## PROBLEM
Return every line of the material below unchanged, in the same order.

start DATA EXTRACT

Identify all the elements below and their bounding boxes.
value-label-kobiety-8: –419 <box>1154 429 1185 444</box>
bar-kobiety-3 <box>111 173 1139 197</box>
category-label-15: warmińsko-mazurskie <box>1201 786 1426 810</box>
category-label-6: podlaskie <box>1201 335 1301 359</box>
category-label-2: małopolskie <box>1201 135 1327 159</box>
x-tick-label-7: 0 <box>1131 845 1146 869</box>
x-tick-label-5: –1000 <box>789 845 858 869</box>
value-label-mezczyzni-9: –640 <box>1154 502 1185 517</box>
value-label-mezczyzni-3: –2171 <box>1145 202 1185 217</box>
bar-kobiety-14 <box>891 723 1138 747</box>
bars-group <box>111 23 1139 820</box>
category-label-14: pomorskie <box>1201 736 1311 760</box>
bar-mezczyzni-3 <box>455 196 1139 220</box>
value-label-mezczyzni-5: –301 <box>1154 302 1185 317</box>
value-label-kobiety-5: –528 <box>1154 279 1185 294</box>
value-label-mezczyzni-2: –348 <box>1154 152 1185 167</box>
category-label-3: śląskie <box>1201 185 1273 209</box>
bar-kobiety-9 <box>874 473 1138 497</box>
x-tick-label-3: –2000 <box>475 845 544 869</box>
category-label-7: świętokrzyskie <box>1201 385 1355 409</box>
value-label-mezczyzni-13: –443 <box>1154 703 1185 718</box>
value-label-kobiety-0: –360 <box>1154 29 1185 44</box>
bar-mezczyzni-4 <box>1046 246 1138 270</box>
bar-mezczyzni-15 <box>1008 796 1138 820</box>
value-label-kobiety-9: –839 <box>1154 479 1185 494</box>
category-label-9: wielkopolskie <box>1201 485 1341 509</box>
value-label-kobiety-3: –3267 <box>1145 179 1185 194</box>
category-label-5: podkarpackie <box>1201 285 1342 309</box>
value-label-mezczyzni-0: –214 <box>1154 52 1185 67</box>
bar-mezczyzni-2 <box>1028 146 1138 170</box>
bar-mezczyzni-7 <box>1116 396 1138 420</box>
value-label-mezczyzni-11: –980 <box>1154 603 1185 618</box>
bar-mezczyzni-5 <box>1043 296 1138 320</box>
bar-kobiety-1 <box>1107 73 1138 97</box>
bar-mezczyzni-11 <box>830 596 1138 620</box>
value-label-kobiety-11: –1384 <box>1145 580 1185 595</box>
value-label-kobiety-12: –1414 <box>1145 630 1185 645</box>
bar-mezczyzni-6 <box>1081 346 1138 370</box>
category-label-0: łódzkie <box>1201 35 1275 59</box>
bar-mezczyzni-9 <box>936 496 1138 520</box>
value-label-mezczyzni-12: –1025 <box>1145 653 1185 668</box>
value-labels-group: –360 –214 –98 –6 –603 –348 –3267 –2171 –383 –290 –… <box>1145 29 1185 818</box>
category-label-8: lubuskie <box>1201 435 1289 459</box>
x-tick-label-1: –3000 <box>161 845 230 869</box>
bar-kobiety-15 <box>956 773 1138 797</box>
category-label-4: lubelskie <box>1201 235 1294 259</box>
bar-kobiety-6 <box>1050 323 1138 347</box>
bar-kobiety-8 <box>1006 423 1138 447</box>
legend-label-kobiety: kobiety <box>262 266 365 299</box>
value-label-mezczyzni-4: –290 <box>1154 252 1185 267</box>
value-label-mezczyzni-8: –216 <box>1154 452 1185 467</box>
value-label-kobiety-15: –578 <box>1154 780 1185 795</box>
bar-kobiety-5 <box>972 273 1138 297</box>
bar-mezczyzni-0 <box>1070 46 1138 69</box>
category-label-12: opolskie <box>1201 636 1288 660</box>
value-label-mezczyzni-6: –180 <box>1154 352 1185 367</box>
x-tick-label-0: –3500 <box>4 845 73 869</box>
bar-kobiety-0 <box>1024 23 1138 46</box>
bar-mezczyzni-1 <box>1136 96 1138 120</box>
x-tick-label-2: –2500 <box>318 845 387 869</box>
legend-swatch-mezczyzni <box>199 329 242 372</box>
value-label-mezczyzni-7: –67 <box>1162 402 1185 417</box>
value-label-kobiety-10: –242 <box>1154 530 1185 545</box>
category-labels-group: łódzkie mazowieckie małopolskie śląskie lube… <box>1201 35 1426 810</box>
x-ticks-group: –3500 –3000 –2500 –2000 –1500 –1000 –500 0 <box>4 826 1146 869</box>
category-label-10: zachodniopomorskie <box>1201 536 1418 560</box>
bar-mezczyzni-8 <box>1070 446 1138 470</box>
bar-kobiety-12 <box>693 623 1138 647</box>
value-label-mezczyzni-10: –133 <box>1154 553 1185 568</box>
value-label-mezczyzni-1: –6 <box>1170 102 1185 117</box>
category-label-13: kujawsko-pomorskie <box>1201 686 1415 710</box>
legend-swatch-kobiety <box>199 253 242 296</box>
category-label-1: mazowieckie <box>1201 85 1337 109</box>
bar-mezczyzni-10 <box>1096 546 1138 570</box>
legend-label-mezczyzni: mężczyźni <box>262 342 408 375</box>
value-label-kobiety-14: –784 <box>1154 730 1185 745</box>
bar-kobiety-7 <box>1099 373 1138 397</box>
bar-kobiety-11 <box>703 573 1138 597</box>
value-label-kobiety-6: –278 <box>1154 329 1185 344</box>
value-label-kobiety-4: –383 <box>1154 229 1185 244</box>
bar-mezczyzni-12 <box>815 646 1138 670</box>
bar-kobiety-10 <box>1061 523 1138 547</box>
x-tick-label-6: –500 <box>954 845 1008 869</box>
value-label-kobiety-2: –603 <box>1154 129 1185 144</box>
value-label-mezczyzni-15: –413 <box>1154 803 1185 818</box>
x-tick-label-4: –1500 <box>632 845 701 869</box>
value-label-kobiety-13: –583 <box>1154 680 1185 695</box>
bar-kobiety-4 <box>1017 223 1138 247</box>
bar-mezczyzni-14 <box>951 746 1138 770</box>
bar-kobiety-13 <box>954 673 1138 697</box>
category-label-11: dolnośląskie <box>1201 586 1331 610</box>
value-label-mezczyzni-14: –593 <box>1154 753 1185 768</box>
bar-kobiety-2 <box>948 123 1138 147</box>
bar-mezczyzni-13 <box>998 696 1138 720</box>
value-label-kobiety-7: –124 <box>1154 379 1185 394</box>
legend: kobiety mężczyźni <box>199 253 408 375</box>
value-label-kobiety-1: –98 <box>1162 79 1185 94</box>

end DATA EXTRACT

## REPLY TO THE EXERCISE
Identify all the elements below and their bounding boxes.
value-label-kobiety-8: –419 <box>1154 429 1185 444</box>
bar-kobiety-3 <box>111 173 1139 197</box>
category-label-15: warmińsko-mazurskie <box>1201 786 1426 810</box>
category-label-6: podlaskie <box>1201 335 1301 359</box>
category-label-2: małopolskie <box>1201 135 1327 159</box>
x-tick-label-7: 0 <box>1131 845 1146 869</box>
x-tick-label-5: –1000 <box>789 845 858 869</box>
value-label-mezczyzni-9: –640 <box>1154 502 1185 517</box>
value-label-mezczyzni-3: –2171 <box>1145 202 1185 217</box>
bar-kobiety-14 <box>891 723 1138 747</box>
bars-group <box>111 23 1139 820</box>
category-label-14: pomorskie <box>1201 736 1311 760</box>
bar-mezczyzni-3 <box>455 196 1139 220</box>
value-label-mezczyzni-5: –301 <box>1154 302 1185 317</box>
value-label-kobiety-5: –528 <box>1154 279 1185 294</box>
value-label-mezczyzni-2: –348 <box>1154 152 1185 167</box>
category-label-3: śląskie <box>1201 185 1273 209</box>
bar-kobiety-9 <box>874 473 1138 497</box>
x-tick-label-3: –2000 <box>475 845 544 869</box>
category-label-7: świętokrzyskie <box>1201 385 1355 409</box>
value-label-mezczyzni-13: –443 <box>1154 703 1185 718</box>
value-label-kobiety-0: –360 <box>1154 29 1185 44</box>
bar-mezczyzni-4 <box>1046 246 1138 270</box>
bar-mezczyzni-15 <box>1008 796 1138 820</box>
value-label-kobiety-9: –839 <box>1154 479 1185 494</box>
category-label-9: wielkopolskie <box>1201 485 1341 509</box>
value-label-kobiety-3: –3267 <box>1145 179 1185 194</box>
category-label-5: podkarpackie <box>1201 285 1342 309</box>
value-label-mezczyzni-0: –214 <box>1154 52 1185 67</box>
bar-mezczyzni-2 <box>1028 146 1138 170</box>
bar-mezczyzni-7 <box>1116 396 1138 420</box>
value-label-mezczyzni-11: –980 <box>1154 603 1185 618</box>
bar-mezczyzni-5 <box>1043 296 1138 320</box>
bar-kobiety-1 <box>1107 73 1138 97</box>
bar-mezczyzni-11 <box>830 596 1138 620</box>
value-label-kobiety-11: –1384 <box>1145 580 1185 595</box>
value-label-kobiety-12: –1414 <box>1145 630 1185 645</box>
bar-mezczyzni-6 <box>1081 346 1138 370</box>
category-label-0: łódzkie <box>1201 35 1275 59</box>
bar-mezczyzni-9 <box>936 496 1138 520</box>
value-label-mezczyzni-12: –1025 <box>1145 653 1185 668</box>
value-labels-group: –360 –214 –98 –6 –603 –348 –3267 –2171 –383 –290 –… <box>1145 29 1185 818</box>
category-label-8: lubuskie <box>1201 435 1289 459</box>
x-tick-label-1: –3000 <box>161 845 230 869</box>
bar-kobiety-15 <box>956 773 1138 797</box>
category-label-4: lubelskie <box>1201 235 1294 259</box>
bar-kobiety-6 <box>1050 323 1138 347</box>
bar-kobiety-8 <box>1006 423 1138 447</box>
legend-label-kobiety: kobiety <box>262 266 365 299</box>
value-label-mezczyzni-4: –290 <box>1154 252 1185 267</box>
value-label-mezczyzni-8: –216 <box>1154 452 1185 467</box>
value-label-kobiety-15: –578 <box>1154 780 1185 795</box>
bar-kobiety-5 <box>972 273 1138 297</box>
bar-mezczyzni-0 <box>1070 46 1138 69</box>
category-label-12: opolskie <box>1201 636 1288 660</box>
value-label-mezczyzni-6: –180 <box>1154 352 1185 367</box>
x-tick-label-0: –3500 <box>4 845 73 869</box>
bar-kobiety-0 <box>1024 23 1138 46</box>
bar-mezczyzni-1 <box>1136 96 1138 120</box>
x-tick-label-2: –2500 <box>318 845 387 869</box>
legend-swatch-mezczyzni <box>199 329 242 372</box>
value-label-mezczyzni-7: –67 <box>1162 402 1185 417</box>
value-label-kobiety-10: –242 <box>1154 530 1185 545</box>
category-labels-group: łódzkie mazowieckie małopolskie śląskie lube… <box>1201 35 1426 810</box>
x-ticks-group: –3500 –3000 –2500 –2000 –1500 –1000 –500 0 <box>4 826 1146 869</box>
category-label-10: zachodniopomorskie <box>1201 536 1418 560</box>
bar-mezczyzni-8 <box>1070 446 1138 470</box>
bar-kobiety-12 <box>693 623 1138 647</box>
value-label-mezczyzni-10: –133 <box>1154 553 1185 568</box>
value-label-mezczyzni-1: –6 <box>1170 102 1185 117</box>
category-label-13: kujawsko-pomorskie <box>1201 686 1415 710</box>
legend-swatch-kobiety <box>199 253 242 296</box>
category-label-1: mazowieckie <box>1201 85 1337 109</box>
bar-mezczyzni-10 <box>1096 546 1138 570</box>
legend-label-mezczyzni: mężczyźni <box>262 342 408 375</box>
value-label-kobiety-14: –784 <box>1154 730 1185 745</box>
bar-kobiety-7 <box>1099 373 1138 397</box>
bar-kobiety-11 <box>703 573 1138 597</box>
value-label-kobiety-6: –278 <box>1154 329 1185 344</box>
value-label-kobiety-4: –383 <box>1154 229 1185 244</box>
bar-mezczyzni-12 <box>815 646 1138 670</box>
bar-kobiety-10 <box>1061 523 1138 547</box>
x-tick-label-6: –500 <box>954 845 1008 869</box>
value-label-kobiety-2: –603 <box>1154 129 1185 144</box>
value-label-mezczyzni-15: –413 <box>1154 803 1185 818</box>
x-tick-label-4: –1500 <box>632 845 701 869</box>
value-label-kobiety-13: –583 <box>1154 680 1185 695</box>
bar-kobiety-4 <box>1017 223 1138 247</box>
bar-mezczyzni-14 <box>951 746 1138 770</box>
bar-kobiety-13 <box>954 673 1138 697</box>
category-label-11: dolnośląskie <box>1201 586 1331 610</box>
value-label-mezczyzni-14: –593 <box>1154 753 1185 768</box>
bar-kobiety-2 <box>948 123 1138 147</box>
bar-mezczyzni-13 <box>998 696 1138 720</box>
value-label-kobiety-7: –124 <box>1154 379 1185 394</box>
legend: kobiety mężczyźni <box>199 253 408 375</box>
value-label-kobiety-1: –98 <box>1162 79 1185 94</box>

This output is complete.